# start of INFORMATION GIVEN

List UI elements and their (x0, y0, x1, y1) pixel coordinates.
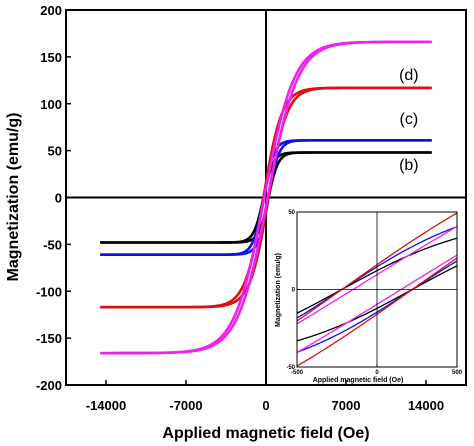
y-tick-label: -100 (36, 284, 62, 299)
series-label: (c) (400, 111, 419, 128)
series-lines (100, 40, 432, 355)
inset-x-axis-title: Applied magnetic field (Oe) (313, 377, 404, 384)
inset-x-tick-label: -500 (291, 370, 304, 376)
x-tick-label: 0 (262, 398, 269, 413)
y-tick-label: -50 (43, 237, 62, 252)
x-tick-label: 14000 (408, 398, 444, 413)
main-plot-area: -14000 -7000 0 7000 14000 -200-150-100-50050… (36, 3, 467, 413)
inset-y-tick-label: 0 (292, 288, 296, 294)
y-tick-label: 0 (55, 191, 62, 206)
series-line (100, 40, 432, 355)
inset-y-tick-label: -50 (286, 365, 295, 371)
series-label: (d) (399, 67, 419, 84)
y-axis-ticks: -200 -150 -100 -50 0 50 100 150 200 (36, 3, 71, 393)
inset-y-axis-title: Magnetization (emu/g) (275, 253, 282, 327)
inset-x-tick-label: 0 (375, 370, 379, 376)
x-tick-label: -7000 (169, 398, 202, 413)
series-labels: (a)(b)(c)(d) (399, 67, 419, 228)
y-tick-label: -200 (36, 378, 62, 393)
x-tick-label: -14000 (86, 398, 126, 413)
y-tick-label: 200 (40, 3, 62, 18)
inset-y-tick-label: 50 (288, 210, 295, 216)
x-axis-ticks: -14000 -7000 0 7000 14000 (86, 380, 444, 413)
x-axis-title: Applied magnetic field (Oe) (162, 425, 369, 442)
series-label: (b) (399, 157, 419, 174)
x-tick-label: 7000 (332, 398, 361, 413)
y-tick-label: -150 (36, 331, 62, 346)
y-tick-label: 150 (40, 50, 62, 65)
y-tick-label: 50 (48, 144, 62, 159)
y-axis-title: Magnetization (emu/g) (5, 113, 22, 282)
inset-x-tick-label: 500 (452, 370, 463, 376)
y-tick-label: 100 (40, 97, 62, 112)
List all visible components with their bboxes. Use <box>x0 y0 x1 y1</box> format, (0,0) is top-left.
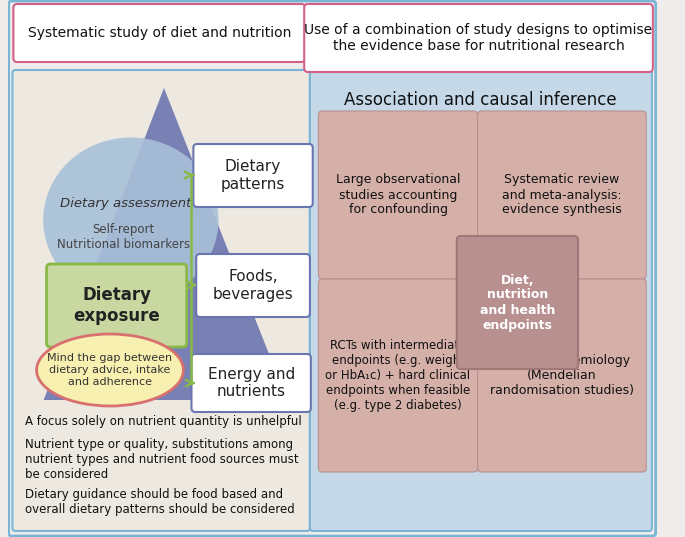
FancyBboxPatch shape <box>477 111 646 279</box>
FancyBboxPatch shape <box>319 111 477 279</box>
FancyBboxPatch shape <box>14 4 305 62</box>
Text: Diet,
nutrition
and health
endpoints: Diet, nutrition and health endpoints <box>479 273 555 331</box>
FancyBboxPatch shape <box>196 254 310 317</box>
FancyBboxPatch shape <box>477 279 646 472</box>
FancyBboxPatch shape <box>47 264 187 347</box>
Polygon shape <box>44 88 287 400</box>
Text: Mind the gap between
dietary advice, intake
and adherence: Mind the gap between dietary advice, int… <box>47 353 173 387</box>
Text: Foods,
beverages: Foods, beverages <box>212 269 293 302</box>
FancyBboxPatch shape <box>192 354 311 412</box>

# end of INFORMATION GIVEN

Rewrite all the records above, replacing "Applied magnetic field" with "External magnetic field" and leaving everything else unchanged. Leave the pictures out.

### SOLUTION TO THIS PROBLEM
List UI elements and their (x0, y0, x1, y1) pixel coordinates.
y-tick-label: -100 (36, 284, 62, 299)
series-label: (c) (400, 111, 419, 128)
series-lines (100, 40, 432, 355)
inset-x-axis-title: External magnetic field (Oe) (313, 377, 404, 384)
inset-x-tick-label: -500 (291, 370, 304, 376)
x-tick-label: 0 (262, 398, 269, 413)
y-tick-label: -50 (43, 237, 62, 252)
x-tick-label: 14000 (408, 398, 444, 413)
main-plot-area: -14000 -7000 0 7000 14000 -200-150-100-50050… (36, 3, 467, 413)
inset-y-tick-label: 0 (292, 288, 296, 294)
y-tick-label: 0 (55, 191, 62, 206)
series-line (100, 40, 432, 355)
inset-y-tick-label: -50 (286, 365, 295, 371)
series-label: (d) (399, 67, 419, 84)
y-axis-ticks: -200 -150 -100 -50 0 50 100 150 200 (36, 3, 71, 393)
inset-y-axis-title: Magnetization (emu/g) (275, 253, 282, 327)
inset-x-tick-label: 0 (375, 370, 379, 376)
x-tick-label: -7000 (169, 398, 202, 413)
series-labels: (a)(b)(c)(d) (399, 67, 419, 228)
y-tick-label: -200 (36, 378, 62, 393)
x-tick-label: -14000 (86, 398, 126, 413)
y-tick-label: 200 (40, 3, 62, 18)
inset-y-tick-label: 50 (288, 210, 295, 216)
x-axis-ticks: -14000 -7000 0 7000 14000 (86, 380, 444, 413)
x-axis-title: External magnetic field (Oe) (162, 425, 369, 442)
series-label: (b) (399, 157, 419, 174)
x-tick-label: 7000 (332, 398, 361, 413)
y-tick-label: -150 (36, 331, 62, 346)
y-tick-label: 150 (40, 50, 62, 65)
y-tick-label: 50 (48, 144, 62, 159)
y-axis-title: Magnetization (emu/g) (5, 113, 22, 282)
inset-x-tick-label: 500 (452, 370, 463, 376)
y-tick-label: 100 (40, 97, 62, 112)
List all visible components with their bboxes. Use <box>x0 y0 x1 y1</box> format, (0,0) is top-left.
FancyBboxPatch shape <box>477 111 646 279</box>
FancyBboxPatch shape <box>319 111 477 279</box>
FancyBboxPatch shape <box>14 4 305 62</box>
Text: Diet,
nutrition
and health
endpoints: Diet, nutrition and health endpoints <box>479 273 555 331</box>
FancyBboxPatch shape <box>196 254 310 317</box>
FancyBboxPatch shape <box>477 279 646 472</box>
FancyBboxPatch shape <box>47 264 187 347</box>
Polygon shape <box>44 88 287 400</box>
Text: Mind the gap between
dietary advice, intake
and adherence: Mind the gap between dietary advice, int… <box>47 353 173 387</box>
Text: Foods,
beverages: Foods, beverages <box>212 269 293 302</box>
FancyBboxPatch shape <box>192 354 311 412</box>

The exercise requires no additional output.